** Opening SOURCE DOCUMENT block **

My struggle lies in feeling burned out but not knowing what to do about it. It’s not the fault of the people around me that I feel this way. It’s nobody’s fault but my own. But here it is. In all its glory, this feeling that I just don’t want to do what I’m doing anymore and also feeling trapped, not knowing where to go, or what to do, and as an added bonus feeling intensely lonely in all this angst.

Digressing.

Why is it I’m having a hard time getting back to the one thing I do love: CrossFit? I’m not sure. Probably a little bit of all of the above, sprinkled with intimidation and baked with a final dash of laziness. I don’t want to give up the time. The time to do what I want to do in the quiet of my home with Oliver dutifully, silently at my side. Where the only task asked of me is to be fed some kibble and throw a ball and sit with me in the sun or the shade and listen to the birds and the wind and watch the setting shadows.

This, I can do.

But the world waits for no one. And every one needs a Why. So, I must find my Why. And when I find it, I must start doing it. But where to start…

Perhaps the best place to start is the place closest to home. A place where I have immediate and instant control, my body:

Goal No. 1. Complete the Whole 3o Challenge – Join your peers from ACF and from now until June 5 partake in the Whole 30. Get lean. Get strong. Stop the bullshit.

Goal No. 2 – Start WODing at least four times per week. Beginning tomorrow, Wednesday 5/8. Mix it up, stop feeling obligated and create an adventure, meet new fellow CF’ers, hit the noon class, a late 8:30, maybe a morning mayhem, anything… just get yourself through the front door again. And again. And again.

Goal No. 3 – Track all food and workouts here. Every day. Every. Single. Day. Write something. Here. Log it on Double Under Dogs. Be accountable. Do what you love, write.

If I can stick to these 3 Goals, every day, from now until June 5 – then a shift will occur. For just like my post today on Facebook, there is no try, you just do. And by choosing new habits, you slowly but surely start steering the ship in a new direction. With making the right choices, with making healthy choices and creating a new routine and defining a different type of day, you will chart a course in an unimagined direction towards a new and bountiful horizon full of knowing Why.

The Question of, Why?

“He who has a why to live for can bear almost any how.” ― Friedrich Nietzsche
 
The question at ACF was posed: Why do You Crossfit?

** Closing SOURCE DOCUMENT block **
** Opening DATA SECTION block **

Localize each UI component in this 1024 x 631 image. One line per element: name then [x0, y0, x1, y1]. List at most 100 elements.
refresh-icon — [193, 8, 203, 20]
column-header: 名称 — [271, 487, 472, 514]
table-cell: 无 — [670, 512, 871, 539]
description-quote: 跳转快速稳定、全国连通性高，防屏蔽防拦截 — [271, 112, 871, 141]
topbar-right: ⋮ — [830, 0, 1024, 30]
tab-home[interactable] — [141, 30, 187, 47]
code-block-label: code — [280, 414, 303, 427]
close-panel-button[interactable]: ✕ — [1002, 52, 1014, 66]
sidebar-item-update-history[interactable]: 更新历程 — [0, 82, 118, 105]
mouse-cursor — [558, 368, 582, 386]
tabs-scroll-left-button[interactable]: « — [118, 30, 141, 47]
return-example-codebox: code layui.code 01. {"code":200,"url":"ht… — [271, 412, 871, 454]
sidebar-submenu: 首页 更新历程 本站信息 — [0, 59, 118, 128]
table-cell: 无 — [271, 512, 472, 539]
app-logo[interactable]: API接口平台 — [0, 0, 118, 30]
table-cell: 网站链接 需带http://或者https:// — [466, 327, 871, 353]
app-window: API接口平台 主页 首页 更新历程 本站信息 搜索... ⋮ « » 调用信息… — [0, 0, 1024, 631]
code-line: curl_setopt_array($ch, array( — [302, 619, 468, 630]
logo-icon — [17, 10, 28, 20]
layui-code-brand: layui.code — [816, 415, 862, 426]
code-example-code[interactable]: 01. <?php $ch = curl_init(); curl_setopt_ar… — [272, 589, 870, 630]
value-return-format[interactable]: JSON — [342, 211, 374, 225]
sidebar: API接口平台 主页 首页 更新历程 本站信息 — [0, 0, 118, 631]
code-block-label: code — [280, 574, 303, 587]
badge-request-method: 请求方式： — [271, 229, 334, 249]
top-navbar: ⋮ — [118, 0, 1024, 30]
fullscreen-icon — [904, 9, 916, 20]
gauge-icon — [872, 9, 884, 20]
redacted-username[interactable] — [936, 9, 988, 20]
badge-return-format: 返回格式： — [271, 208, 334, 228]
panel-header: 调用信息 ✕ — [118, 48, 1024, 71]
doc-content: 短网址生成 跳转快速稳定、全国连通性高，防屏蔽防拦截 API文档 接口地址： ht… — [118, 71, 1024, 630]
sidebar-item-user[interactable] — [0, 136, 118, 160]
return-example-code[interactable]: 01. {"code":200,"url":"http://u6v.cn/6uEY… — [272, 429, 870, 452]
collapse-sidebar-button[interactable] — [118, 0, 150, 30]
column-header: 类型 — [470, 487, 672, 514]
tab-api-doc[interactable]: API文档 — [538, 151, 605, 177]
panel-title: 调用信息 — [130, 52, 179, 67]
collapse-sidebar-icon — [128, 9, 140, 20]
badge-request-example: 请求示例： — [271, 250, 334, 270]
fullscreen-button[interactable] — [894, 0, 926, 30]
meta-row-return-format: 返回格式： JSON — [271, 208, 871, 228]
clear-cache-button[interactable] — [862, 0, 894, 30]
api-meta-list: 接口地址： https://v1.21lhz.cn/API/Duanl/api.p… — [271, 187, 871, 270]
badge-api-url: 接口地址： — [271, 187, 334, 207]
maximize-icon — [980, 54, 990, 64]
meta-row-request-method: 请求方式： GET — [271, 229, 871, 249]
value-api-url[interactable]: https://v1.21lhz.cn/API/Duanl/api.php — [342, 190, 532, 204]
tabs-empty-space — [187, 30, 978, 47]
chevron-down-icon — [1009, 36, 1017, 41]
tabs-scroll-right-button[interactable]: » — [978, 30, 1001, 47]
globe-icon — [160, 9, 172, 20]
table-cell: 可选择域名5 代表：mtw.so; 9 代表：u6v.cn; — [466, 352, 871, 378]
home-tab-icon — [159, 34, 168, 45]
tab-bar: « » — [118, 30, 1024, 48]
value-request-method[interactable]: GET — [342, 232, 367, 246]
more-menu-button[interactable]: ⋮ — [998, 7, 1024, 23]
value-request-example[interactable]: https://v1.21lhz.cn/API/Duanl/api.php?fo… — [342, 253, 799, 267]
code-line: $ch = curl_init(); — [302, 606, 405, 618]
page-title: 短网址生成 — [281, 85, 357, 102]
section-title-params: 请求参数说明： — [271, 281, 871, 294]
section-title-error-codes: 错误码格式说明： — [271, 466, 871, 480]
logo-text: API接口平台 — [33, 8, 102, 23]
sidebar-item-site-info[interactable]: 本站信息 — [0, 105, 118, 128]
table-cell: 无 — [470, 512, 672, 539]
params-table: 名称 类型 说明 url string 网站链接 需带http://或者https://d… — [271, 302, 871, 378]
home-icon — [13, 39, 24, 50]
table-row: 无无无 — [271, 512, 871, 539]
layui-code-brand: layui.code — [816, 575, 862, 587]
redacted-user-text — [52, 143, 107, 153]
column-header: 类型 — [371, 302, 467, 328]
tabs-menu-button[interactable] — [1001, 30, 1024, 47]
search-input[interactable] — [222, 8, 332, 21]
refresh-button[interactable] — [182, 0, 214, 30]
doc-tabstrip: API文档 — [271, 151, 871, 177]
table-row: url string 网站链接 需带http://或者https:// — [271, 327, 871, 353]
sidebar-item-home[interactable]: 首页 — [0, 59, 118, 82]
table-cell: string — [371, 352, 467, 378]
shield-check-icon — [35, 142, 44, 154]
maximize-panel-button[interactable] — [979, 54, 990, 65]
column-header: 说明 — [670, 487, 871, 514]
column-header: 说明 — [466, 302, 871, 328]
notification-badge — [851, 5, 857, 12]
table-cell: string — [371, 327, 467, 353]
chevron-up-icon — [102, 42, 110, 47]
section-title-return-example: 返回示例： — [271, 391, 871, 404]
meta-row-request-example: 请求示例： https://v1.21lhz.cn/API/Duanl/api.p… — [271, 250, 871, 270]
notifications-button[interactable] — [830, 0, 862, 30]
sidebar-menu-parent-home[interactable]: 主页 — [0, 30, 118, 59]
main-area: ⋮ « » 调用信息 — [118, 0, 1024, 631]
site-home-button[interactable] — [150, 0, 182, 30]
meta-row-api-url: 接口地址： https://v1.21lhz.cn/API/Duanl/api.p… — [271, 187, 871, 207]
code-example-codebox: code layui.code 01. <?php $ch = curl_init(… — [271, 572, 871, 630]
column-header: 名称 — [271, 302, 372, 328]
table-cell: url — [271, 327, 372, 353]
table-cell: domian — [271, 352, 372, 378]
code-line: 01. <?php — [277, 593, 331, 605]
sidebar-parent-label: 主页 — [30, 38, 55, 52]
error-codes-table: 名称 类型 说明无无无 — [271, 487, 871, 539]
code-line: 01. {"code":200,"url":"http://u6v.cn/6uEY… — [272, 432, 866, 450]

** Closing DATA SECTION block **

[WORK ITEM] Continue the blog post about burnout and returning to CrossFit, picking up right after its final line.

[EXERCISE RESPONSE]
And here is my answer:

It was the last of my one on one training sessions with Dean. Outside of the usual WODs I have been working with him to simply get stronger. Strong enough to compete. I have a long way to go but Dean taught me much; resistance training with chains and bands, corrected my deadlift form to where I PR’d twice in the following two weeks. 

I’m pretty tall. Especially tall for a girl. Some say they really like a tall woman but the better part of my formative and college years might tell a different story. When in public people usually comment or ask questions about my height. You wouldn’t believe some of things people say. To some; tall equals big equals strong equals not very feminine.

It’s been over a year since starting Crossfit and this much I’ve learned: It all comes down to you. Crossfit is a stripping away of bullshit. Where all that’s left is you competing against yourself. The steel and bumpers and burpees a level playing field. Crossfit forces you to face what’s inside of you.

The process can be nerve wracking and downright scary. There have been moments where I’ve thought about quitting even before the WOD begins.  But the clock starts and you start to move and somehow you just keep going. And in that process of going, of pushing through what was thought impossible, you learn about yourself and what you’re truly capable of. It doesn’t always feel good but it is always worth it. And sometimes you gain a piece of yourself that you never even knew existed.

At the end of our last class together I asked Dean for a hug. A big hug. It was a lot to ask. I was sweaty.

He stood on the giant Strongman tire and reached down and hugged me tight. ‘Be confident in your strength,’ he said.

‘Ok.’ I said.

‘Mary,’ he continued, ‘be confident in who you are.’

It’s okay to be strong. It’s okay to be who you are. Crossfit gets you comfortable with being uncomfortable. Crossfit is a training ground for life.